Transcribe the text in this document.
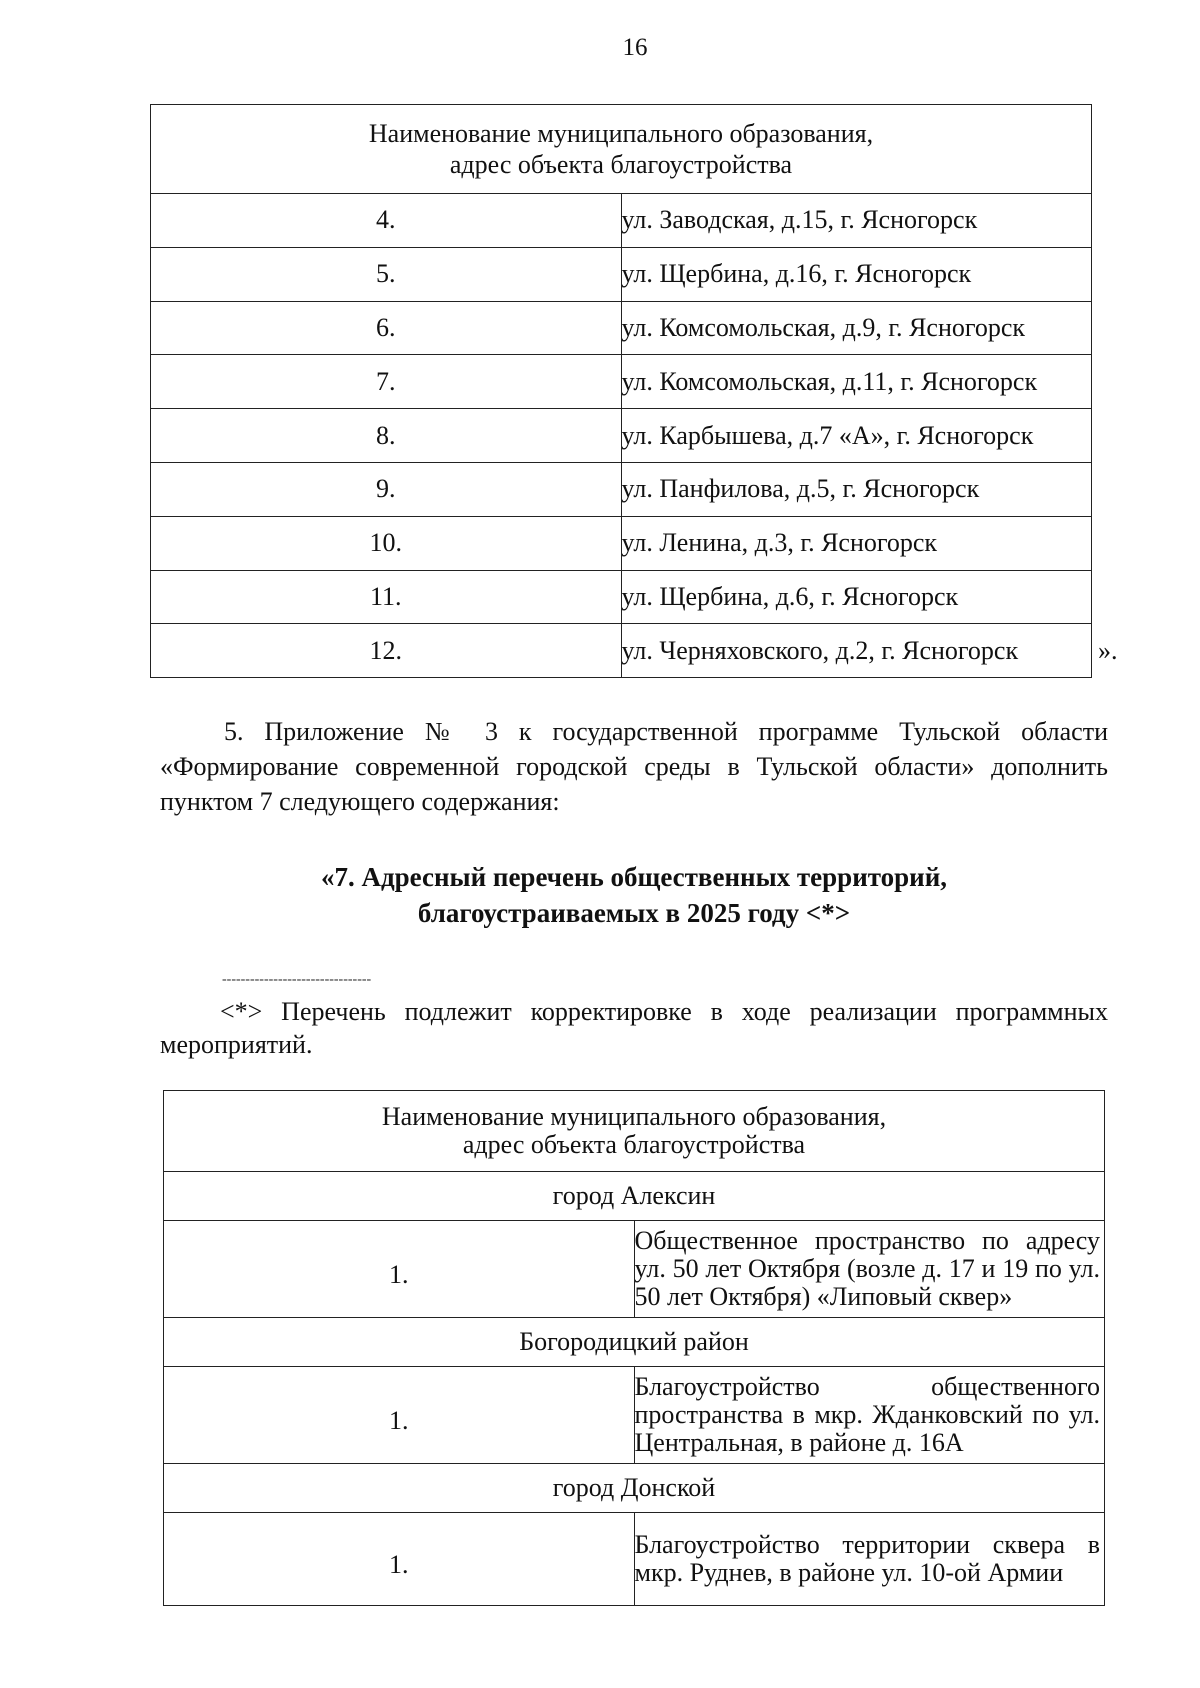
16
Наименование муниципального образования,
адрес объекта благоустройства	

4.	ул. Заводская, д.15, г. Ясногорск
5.	ул. Щербина, д.16, г. Ясногорск
6.	ул. Комсомольская, д.9, г. Ясногорск
7.	ул. Комсомольская, д.11, г. Ясногорск
8.	ул. Карбышева, д.7 «А», г. Ясногорск
9.	ул. Панфилова, д.5, г. Ясногорск
10.	ул. Ленина, д.3, г. Ясногорск
11.	ул. Щербина, д.6, г. Ясногорск
12.	ул. Черняховского, д.2, г. Ясногорск	».
5. Приложение № 3 к государственной программе Тульской области «Формирование современной городской среды в Тульской области» дополнить пунктом 7 следующего содержания:
«7. Адресный перечень общественных территорий,
благоустраиваемых в 2025 году <*>
--------------------------------
<*> Перечень подлежит корректировке в ходе реализации программных мероприятий.
Наименование муниципального образования,
адрес объекта благоустройства	

город Алексин	
1.	Общественное пространство по адресу ул. 50 лет Октября (возле д. 17 и 19 по ул. 50 лет Октября) «Липовый сквер»
Богородицкий район	
1.	Благоустройство общественного пространства в мкр. Жданковский по ул. Центральная, в районе д. 16А
город Донской	
1.	Благоустройство территории сквера в мкр. Руднев, в районе ул. 10-ой Армии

» **Exercise requirements**
Transcribe each entry above exactly, apart from the pictures.

» **Full output**
Transcribe the text in this document.
16
Наименование муниципального образования,
адрес объекта благоустройства	

4.	ул. Заводская, д.15, г. Ясногорск
5.	ул. Щербина, д.16, г. Ясногорск
6.	ул. Комсомольская, д.9, г. Ясногорск
7.	ул. Комсомольская, д.11, г. Ясногорск
8.	ул. Карбышева, д.7 «А», г. Ясногорск
9.	ул. Панфилова, д.5, г. Ясногорск
10.	ул. Ленина, д.3, г. Ясногорск
11.	ул. Щербина, д.6, г. Ясногорск
12.	ул. Черняховского, д.2, г. Ясногорск	».
5. Приложение № 3 к государственной программе Тульской области «Формирование современной городской среды в Тульской области» дополнить пунктом 7 следующего содержания:
«7. Адресный перечень общественных территорий,
благоустраиваемых в 2025 году <*>
--------------------------------
<*> Перечень подлежит корректировке в ходе реализации программных мероприятий.
Наименование муниципального образования,
адрес объекта благоустройства	

город Алексин	
1.	Общественное пространство по адресу ул. 50 лет Октября (возле д. 17 и 19 по ул. 50 лет Октября) «Липовый сквер»
Богородицкий район	
1.	Благоустройство общественного пространства в мкр. Жданковский по ул. Центральная, в районе д. 16А
город Донской	
1.	Благоустройство территории сквера в мкр. Руднев, в районе ул. 10-ой Армии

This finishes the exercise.